> WHAT THIS TASK INVOLVES
Pull every line holding the string "Elise" from the records below.

> EXERCISE DATA
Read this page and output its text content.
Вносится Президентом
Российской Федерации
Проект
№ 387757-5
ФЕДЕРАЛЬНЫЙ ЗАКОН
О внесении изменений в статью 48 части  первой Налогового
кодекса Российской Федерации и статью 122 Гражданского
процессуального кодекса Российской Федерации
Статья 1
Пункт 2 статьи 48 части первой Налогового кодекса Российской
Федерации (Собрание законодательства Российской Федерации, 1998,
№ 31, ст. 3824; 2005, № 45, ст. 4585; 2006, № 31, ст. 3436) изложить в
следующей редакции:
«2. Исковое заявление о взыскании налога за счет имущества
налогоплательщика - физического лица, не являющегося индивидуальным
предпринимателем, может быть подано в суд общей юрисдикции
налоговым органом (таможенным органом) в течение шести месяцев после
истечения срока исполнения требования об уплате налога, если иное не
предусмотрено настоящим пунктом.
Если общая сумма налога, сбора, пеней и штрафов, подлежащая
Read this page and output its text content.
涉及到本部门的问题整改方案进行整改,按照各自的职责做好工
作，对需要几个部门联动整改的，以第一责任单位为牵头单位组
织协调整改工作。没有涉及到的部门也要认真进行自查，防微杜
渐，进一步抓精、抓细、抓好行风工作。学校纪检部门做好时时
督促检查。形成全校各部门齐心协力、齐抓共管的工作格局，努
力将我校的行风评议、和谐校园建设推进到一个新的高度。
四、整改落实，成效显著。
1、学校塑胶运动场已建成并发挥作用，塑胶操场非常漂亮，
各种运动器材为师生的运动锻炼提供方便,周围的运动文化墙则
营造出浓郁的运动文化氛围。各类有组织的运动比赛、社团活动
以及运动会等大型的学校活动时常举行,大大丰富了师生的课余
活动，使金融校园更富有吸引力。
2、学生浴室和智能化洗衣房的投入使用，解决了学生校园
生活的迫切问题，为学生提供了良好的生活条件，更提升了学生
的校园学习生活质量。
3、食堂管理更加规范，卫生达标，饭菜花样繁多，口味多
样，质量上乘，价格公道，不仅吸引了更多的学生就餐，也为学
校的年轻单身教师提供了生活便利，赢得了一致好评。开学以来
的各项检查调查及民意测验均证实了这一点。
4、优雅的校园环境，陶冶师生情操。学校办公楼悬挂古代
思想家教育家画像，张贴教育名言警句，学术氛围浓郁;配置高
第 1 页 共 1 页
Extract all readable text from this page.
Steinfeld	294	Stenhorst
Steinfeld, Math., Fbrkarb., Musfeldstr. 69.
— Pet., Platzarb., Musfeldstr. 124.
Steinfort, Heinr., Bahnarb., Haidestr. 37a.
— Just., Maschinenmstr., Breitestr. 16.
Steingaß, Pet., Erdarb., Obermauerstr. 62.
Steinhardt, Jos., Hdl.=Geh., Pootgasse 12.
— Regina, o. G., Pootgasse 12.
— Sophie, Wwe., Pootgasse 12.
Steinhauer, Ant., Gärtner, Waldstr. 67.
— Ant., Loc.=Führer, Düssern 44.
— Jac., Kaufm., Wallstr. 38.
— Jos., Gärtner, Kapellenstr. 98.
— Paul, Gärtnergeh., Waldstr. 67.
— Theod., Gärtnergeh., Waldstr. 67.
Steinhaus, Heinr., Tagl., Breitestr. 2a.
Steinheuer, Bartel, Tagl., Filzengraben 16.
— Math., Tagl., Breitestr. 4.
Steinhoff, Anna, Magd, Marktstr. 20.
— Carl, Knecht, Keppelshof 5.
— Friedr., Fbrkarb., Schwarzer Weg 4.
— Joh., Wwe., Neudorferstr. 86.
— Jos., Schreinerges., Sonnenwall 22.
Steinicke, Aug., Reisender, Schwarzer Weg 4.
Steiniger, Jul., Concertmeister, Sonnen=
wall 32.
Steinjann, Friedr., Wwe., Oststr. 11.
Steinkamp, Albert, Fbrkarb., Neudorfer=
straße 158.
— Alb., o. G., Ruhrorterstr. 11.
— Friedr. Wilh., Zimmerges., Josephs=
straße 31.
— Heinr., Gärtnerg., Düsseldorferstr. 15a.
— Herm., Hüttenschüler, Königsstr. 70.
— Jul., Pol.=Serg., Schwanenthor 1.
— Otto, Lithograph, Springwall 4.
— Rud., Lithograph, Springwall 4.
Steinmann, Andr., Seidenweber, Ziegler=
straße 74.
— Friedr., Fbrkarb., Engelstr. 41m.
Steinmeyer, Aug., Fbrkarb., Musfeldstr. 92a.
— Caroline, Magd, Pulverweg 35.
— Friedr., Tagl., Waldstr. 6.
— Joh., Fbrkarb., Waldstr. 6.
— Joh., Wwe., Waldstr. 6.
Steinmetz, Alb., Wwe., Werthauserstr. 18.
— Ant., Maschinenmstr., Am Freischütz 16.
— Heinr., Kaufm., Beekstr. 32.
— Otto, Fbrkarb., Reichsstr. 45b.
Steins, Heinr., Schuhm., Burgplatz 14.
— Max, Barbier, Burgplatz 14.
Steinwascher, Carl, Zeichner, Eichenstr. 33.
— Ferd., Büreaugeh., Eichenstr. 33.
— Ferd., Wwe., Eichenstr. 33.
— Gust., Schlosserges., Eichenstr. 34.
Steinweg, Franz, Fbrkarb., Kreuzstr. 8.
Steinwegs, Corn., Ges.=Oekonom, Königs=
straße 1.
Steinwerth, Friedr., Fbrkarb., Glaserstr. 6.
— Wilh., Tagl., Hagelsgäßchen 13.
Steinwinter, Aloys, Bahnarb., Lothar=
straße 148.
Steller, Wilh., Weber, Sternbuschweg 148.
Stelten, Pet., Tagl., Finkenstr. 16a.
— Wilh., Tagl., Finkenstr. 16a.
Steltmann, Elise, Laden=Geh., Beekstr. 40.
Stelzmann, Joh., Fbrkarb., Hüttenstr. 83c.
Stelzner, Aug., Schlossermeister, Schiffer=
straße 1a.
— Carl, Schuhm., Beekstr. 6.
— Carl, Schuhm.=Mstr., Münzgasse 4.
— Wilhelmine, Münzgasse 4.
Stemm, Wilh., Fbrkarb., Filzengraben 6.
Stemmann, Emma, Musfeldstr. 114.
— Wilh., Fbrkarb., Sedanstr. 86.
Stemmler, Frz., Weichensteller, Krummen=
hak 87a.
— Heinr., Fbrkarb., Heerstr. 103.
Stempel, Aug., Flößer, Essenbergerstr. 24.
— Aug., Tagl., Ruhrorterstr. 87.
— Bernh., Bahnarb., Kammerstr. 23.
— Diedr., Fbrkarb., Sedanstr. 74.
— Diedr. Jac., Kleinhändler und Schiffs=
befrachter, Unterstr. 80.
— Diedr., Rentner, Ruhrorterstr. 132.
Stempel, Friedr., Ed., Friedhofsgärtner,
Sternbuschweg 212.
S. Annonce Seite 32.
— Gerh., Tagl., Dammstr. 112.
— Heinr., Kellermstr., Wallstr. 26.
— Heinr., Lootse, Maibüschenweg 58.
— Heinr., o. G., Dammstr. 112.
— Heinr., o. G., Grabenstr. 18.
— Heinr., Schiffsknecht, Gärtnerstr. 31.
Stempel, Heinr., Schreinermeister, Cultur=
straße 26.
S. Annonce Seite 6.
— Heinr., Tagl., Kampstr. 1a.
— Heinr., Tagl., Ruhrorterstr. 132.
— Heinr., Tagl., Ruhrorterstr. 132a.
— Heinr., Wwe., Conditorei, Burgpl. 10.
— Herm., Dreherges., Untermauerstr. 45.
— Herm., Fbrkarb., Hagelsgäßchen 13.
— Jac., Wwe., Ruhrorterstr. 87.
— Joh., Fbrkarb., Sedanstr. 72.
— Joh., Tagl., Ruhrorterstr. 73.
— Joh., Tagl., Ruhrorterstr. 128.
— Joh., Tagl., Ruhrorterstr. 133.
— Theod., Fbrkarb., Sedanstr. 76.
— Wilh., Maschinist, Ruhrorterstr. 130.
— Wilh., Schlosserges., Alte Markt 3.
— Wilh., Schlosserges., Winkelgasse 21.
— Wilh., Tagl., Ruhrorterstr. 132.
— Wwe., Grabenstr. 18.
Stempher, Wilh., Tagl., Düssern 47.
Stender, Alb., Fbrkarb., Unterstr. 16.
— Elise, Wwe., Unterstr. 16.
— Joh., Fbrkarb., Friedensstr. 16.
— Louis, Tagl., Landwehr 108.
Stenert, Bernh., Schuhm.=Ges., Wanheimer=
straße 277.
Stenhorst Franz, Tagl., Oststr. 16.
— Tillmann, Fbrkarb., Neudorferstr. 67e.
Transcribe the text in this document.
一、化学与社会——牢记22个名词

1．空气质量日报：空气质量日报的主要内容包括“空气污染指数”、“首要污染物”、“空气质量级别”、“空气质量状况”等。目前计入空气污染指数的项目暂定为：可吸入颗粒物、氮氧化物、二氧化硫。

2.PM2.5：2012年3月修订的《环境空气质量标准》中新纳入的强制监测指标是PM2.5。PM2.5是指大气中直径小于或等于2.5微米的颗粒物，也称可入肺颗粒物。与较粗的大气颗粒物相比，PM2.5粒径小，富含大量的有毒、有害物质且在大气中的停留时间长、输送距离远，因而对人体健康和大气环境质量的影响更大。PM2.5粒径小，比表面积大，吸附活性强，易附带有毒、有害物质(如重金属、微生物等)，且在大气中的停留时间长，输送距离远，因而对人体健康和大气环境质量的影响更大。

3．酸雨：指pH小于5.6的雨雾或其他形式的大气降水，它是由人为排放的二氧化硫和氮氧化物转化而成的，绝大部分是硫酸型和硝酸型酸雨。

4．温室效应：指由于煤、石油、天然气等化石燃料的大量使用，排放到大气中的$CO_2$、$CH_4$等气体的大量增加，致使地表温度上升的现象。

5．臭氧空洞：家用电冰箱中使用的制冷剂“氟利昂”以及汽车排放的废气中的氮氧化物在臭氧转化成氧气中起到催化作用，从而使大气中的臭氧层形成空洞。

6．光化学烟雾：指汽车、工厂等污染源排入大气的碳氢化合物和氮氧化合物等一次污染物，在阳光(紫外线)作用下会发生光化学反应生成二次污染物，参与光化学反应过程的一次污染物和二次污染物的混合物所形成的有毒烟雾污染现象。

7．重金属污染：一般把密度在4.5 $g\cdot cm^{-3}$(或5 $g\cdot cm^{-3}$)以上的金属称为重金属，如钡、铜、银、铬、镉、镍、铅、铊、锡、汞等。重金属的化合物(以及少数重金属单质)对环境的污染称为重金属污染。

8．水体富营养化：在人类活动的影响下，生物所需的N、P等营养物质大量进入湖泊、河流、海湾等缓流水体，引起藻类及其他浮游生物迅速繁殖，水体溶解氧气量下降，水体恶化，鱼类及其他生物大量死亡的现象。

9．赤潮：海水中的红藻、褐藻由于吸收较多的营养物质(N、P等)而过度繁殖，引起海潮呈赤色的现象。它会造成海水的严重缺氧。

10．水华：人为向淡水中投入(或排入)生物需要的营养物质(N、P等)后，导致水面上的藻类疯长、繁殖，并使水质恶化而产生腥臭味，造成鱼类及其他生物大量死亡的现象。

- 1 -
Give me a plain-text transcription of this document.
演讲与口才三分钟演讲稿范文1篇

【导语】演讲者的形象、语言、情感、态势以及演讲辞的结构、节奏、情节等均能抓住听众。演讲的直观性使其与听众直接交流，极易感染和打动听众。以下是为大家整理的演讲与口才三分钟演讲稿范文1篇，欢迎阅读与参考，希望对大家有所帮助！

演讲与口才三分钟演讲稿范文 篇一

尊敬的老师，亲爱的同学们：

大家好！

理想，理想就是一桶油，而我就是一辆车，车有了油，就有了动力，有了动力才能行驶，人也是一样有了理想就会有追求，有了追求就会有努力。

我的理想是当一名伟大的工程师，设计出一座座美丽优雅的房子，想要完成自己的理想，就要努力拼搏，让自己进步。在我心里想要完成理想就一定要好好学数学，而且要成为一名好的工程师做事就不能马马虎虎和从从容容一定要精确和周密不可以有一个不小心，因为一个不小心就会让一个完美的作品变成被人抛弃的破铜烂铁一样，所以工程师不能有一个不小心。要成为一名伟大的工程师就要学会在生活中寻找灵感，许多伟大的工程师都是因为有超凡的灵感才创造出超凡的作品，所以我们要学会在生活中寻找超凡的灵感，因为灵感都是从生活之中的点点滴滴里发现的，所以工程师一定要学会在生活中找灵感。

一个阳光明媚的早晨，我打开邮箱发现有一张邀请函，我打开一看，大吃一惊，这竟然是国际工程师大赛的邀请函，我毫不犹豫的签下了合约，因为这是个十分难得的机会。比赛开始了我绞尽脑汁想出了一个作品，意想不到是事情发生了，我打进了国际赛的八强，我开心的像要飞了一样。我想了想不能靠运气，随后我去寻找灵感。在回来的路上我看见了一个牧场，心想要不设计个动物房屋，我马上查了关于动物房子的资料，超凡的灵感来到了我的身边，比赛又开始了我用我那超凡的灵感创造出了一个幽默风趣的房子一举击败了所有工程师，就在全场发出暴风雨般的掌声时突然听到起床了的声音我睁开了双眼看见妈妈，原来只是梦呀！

> RESULT
Steltmann, Elise, Laden=Geh., Beekstr. 40.
— Elise, Wwe., Unterstr. 16.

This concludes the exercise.